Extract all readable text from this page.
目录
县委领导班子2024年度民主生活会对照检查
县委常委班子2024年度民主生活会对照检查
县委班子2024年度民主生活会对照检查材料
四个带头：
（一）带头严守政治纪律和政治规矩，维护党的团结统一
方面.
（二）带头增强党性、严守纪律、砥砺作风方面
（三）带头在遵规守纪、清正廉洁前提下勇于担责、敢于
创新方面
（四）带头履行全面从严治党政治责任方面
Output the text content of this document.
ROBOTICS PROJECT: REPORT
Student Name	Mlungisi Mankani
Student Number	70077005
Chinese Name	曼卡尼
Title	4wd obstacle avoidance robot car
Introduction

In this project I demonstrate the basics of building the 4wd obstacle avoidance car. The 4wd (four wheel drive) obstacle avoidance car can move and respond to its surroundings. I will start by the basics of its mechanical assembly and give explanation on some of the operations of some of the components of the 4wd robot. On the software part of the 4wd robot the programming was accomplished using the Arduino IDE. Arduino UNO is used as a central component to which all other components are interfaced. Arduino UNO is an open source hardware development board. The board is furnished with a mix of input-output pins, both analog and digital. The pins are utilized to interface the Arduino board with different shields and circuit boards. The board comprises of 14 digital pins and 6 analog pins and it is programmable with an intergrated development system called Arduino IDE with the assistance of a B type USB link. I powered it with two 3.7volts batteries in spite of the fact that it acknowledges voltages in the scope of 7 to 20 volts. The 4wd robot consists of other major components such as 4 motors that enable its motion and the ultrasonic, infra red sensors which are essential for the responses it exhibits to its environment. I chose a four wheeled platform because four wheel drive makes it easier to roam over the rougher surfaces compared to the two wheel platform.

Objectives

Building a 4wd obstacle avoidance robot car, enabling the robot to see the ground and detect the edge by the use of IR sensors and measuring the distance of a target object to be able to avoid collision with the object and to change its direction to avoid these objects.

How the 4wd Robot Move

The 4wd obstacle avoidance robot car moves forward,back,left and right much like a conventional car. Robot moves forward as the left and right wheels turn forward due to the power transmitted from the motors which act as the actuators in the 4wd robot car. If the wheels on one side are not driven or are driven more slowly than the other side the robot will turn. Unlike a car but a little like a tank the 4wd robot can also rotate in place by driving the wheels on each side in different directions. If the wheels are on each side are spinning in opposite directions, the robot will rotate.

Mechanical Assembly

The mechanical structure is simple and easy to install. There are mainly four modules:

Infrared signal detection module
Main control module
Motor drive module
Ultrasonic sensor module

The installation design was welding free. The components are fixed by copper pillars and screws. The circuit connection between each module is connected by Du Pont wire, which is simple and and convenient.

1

EXERCISE GOAL = Extract, from the material above, each line holding the word "simple".

FINISHED TASK =
The mechanical structure is simple and easy to install. There are mainly four modules:
The installation design was welding free. The components are fixed by copper pillars and screws. The circuit connection between each module is connected by Du Pont wire, which is simple and and convenient.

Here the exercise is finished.